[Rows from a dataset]
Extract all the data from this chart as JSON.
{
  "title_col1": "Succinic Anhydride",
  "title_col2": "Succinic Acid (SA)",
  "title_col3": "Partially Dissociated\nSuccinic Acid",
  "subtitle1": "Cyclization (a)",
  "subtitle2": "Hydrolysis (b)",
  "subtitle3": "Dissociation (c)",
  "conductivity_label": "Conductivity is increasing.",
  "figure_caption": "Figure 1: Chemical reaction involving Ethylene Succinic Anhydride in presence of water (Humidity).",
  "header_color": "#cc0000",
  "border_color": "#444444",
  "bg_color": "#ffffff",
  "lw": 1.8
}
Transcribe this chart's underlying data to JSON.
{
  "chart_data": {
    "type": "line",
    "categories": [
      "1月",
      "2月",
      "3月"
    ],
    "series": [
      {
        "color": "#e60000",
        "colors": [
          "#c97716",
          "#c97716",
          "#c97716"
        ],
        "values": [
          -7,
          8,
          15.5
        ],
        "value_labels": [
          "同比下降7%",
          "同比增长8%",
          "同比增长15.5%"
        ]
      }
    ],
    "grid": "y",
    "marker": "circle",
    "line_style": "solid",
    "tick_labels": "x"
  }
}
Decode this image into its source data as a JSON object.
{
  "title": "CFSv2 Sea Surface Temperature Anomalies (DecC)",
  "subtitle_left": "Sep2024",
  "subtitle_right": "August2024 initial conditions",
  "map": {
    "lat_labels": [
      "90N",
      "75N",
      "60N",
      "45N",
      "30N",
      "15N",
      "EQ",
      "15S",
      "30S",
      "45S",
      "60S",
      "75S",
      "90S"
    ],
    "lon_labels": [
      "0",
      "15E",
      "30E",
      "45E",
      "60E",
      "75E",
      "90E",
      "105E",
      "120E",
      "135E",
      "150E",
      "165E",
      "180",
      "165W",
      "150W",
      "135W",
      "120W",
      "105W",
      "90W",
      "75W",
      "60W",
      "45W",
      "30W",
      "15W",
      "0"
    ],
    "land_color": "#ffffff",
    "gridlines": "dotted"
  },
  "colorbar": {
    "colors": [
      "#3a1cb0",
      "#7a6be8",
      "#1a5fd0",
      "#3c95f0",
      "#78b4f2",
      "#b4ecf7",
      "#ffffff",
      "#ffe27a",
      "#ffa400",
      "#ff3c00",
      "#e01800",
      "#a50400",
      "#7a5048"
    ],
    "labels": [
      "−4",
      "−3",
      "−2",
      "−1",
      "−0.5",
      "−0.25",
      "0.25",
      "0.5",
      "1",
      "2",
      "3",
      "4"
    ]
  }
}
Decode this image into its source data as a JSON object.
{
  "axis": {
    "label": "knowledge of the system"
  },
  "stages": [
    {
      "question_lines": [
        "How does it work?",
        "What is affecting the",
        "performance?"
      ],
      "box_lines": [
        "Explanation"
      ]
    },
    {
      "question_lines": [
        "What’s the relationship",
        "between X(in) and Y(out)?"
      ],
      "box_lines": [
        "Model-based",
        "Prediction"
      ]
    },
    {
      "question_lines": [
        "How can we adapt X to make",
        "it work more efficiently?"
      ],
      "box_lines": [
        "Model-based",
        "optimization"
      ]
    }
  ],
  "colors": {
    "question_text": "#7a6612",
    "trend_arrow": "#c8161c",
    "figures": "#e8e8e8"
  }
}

**TASK INSTRUCTIONS:**
Extract every line above exactly as it stands.

**RESULT OF THE EXERCISE:**
Extract all the data from this chart as JSON.
{
  "title_col1": "Succinic Anhydride",
  "title_col2": "Succinic Acid (SA)",
  "title_col3": "Partially Dissociated\nSuccinic Acid",
  "subtitle1": "Cyclization (a)",
  "subtitle2": "Hydrolysis (b)",
  "subtitle3": "Dissociation (c)",
  "conductivity_label": "Conductivity is increasing.",
  "figure_caption": "Figure 1: Chemical reaction involving Ethylene Succinic Anhydride in presence of water (Humidity).",
  "header_color": "#cc0000",
  "border_color": "#444444",
  "bg_color": "#ffffff",
  "lw": 1.8
}
Transcribe this chart's underlying data to JSON.
{
  "chart_data": {
    "type": "line",
    "categories": [
      "1月",
      "2月",
      "3月"
    ],
    "series": [
      {
        "color": "#e60000",
        "colors": [
          "#c97716",
          "#c97716",
          "#c97716"
        ],
        "values": [
          -7,
          8,
          15.5
        ],
        "value_labels": [
          "同比下降7%",
          "同比增长8%",
          "同比增长15.5%"
        ]
      }
    ],
    "grid": "y",
    "marker": "circle",
    "line_style": "solid",
    "tick_labels": "x"
  }
}
Decode this image into its source data as a JSON object.
{
  "title": "CFSv2 Sea Surface Temperature Anomalies (DecC)",
  "subtitle_left": "Sep2024",
  "subtitle_right": "August2024 initial conditions",
  "map": {
    "lat_labels": [
      "90N",
      "75N",
      "60N",
      "45N",
      "30N",
      "15N",
      "EQ",
      "15S",
      "30S",
      "45S",
      "60S",
      "75S",
      "90S"
    ],
    "lon_labels": [
      "0",
      "15E",
      "30E",
      "45E",
      "60E",
      "75E",
      "90E",
      "105E",
      "120E",
      "135E",
      "150E",
      "165E",
      "180",
      "165W",
      "150W",
      "135W",
      "120W",
      "105W",
      "90W",
      "75W",
      "60W",
      "45W",
      "30W",
      "15W",
      "0"
    ],
    "land_color": "#ffffff",
    "gridlines": "dotted"
  },
  "colorbar": {
    "colors": [
      "#3a1cb0",
      "#7a6be8",
      "#1a5fd0",
      "#3c95f0",
      "#78b4f2",
      "#b4ecf7",
      "#ffffff",
      "#ffe27a",
      "#ffa400",
      "#ff3c00",
      "#e01800",
      "#a50400",
      "#7a5048"
    ],
    "labels": [
      "−4",
      "−3",
      "−2",
      "−1",
      "−0.5",
      "−0.25",
      "0.25",
      "0.5",
      "1",
      "2",
      "3",
      "4"
    ]
  }
}
Decode this image into its source data as a JSON object.
{
  "axis": {
    "label": "knowledge of the system"
  },
  "stages": [
    {
      "question_lines": [
        "How does it work?",
        "What is affecting the",
        "performance?"
      ],
      "box_lines": [
        "Explanation"
      ]
    },
    {
      "question_lines": [
        "What’s the relationship",
        "between X(in) and Y(out)?"
      ],
      "box_lines": [
        "Model-based",
        "Prediction"
      ]
    },
    {
      "question_lines": [
        "How can we adapt X to make",
        "it work more efficiently?"
      ],
      "box_lines": [
        "Model-based",
        "optimization"
      ]
    }
  ],
  "colors": {
    "question_text": "#7a6612",
    "trend_arrow": "#c8161c",
    "figures": "#e8e8e8"
  }
}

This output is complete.